_To do_.
Exactly as they appear, output all of the entries.

_Data to process_.
+ + + + +
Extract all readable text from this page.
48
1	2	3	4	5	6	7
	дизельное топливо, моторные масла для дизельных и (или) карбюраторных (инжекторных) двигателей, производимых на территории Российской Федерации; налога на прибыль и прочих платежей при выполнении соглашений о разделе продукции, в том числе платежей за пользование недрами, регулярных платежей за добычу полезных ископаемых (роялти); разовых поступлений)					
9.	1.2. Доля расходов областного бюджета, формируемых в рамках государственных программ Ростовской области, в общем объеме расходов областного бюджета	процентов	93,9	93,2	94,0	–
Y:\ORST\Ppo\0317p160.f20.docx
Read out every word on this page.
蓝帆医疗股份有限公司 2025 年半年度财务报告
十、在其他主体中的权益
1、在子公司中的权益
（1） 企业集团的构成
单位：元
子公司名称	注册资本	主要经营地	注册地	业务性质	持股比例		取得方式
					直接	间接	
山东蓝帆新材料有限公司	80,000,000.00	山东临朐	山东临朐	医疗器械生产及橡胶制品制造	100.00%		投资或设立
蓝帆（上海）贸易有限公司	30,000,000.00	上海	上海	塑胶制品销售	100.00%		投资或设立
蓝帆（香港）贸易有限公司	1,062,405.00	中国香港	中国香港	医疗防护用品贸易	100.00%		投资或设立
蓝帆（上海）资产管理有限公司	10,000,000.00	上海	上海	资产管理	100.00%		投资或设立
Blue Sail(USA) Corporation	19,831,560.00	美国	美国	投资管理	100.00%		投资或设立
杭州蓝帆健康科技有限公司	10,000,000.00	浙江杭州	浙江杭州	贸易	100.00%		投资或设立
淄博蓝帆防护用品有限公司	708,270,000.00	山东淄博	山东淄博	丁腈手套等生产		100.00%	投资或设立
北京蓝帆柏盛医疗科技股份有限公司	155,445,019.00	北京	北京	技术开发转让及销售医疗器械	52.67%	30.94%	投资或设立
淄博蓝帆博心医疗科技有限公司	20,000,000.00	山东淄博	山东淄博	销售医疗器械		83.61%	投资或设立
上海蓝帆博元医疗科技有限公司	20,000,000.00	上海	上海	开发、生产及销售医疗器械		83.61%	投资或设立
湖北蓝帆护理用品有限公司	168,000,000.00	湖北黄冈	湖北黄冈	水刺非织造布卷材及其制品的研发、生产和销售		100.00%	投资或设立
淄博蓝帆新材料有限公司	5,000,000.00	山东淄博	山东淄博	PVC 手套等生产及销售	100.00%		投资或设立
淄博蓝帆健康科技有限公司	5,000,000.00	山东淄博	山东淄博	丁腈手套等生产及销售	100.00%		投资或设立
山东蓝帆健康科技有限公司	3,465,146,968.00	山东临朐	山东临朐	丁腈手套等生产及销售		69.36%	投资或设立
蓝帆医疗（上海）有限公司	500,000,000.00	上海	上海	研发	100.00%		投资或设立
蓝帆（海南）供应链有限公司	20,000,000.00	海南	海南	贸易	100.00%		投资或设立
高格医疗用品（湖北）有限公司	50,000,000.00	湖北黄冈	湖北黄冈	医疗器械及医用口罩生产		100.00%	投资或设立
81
+ + + + +
_Worked solution_.
Extract all readable text from this page.
48
1	2	3	4	5	6	7
	дизельное топливо, моторные масла для дизельных и (или) карбюраторных (инжекторных) двигателей, производимых на территории Российской Федерации; налога на прибыль и прочих платежей при выполнении соглашений о разделе продукции, в том числе платежей за пользование недрами, регулярных платежей за добычу полезных ископаемых (роялти); разовых поступлений)					
9.	1.2. Доля расходов областного бюджета, формируемых в рамках государственных программ Ростовской области, в общем объеме расходов областного бюджета	процентов	93,9	93,2	94,0	–
Y:\ORST\Ppo\0317p160.f20.docx
Read out every word on this page.
蓝帆医疗股份有限公司 2025 年半年度财务报告
十、在其他主体中的权益
1、在子公司中的权益
（1） 企业集团的构成
单位：元
子公司名称	注册资本	主要经营地	注册地	业务性质	持股比例		取得方式
					直接	间接	
山东蓝帆新材料有限公司	80,000,000.00	山东临朐	山东临朐	医疗器械生产及橡胶制品制造	100.00%		投资或设立
蓝帆（上海）贸易有限公司	30,000,000.00	上海	上海	塑胶制品销售	100.00%		投资或设立
蓝帆（香港）贸易有限公司	1,062,405.00	中国香港	中国香港	医疗防护用品贸易	100.00%		投资或设立
蓝帆（上海）资产管理有限公司	10,000,000.00	上海	上海	资产管理	100.00%		投资或设立
Blue Sail(USA) Corporation	19,831,560.00	美国	美国	投资管理	100.00%		投资或设立
杭州蓝帆健康科技有限公司	10,000,000.00	浙江杭州	浙江杭州	贸易	100.00%		投资或设立
淄博蓝帆防护用品有限公司	708,270,000.00	山东淄博	山东淄博	丁腈手套等生产		100.00%	投资或设立
北京蓝帆柏盛医疗科技股份有限公司	155,445,019.00	北京	北京	技术开发转让及销售医疗器械	52.67%	30.94%	投资或设立
淄博蓝帆博心医疗科技有限公司	20,000,000.00	山东淄博	山东淄博	销售医疗器械		83.61%	投资或设立
上海蓝帆博元医疗科技有限公司	20,000,000.00	上海	上海	开发、生产及销售医疗器械		83.61%	投资或设立
湖北蓝帆护理用品有限公司	168,000,000.00	湖北黄冈	湖北黄冈	水刺非织造布卷材及其制品的研发、生产和销售		100.00%	投资或设立
淄博蓝帆新材料有限公司	5,000,000.00	山东淄博	山东淄博	PVC 手套等生产及销售	100.00%		投资或设立
淄博蓝帆健康科技有限公司	5,000,000.00	山东淄博	山东淄博	丁腈手套等生产及销售	100.00%		投资或设立
山东蓝帆健康科技有限公司	3,465,146,968.00	山东临朐	山东临朐	丁腈手套等生产及销售		69.36%	投资或设立
蓝帆医疗（上海）有限公司	500,000,000.00	上海	上海	研发	100.00%		投资或设立
蓝帆（海南）供应链有限公司	20,000,000.00	海南	海南	贸易	100.00%		投资或设立
高格医疗用品（湖北）有限公司	50,000,000.00	湖北黄冈	湖北黄冈	医疗器械及医用口罩生产		100.00%	投资或设立
81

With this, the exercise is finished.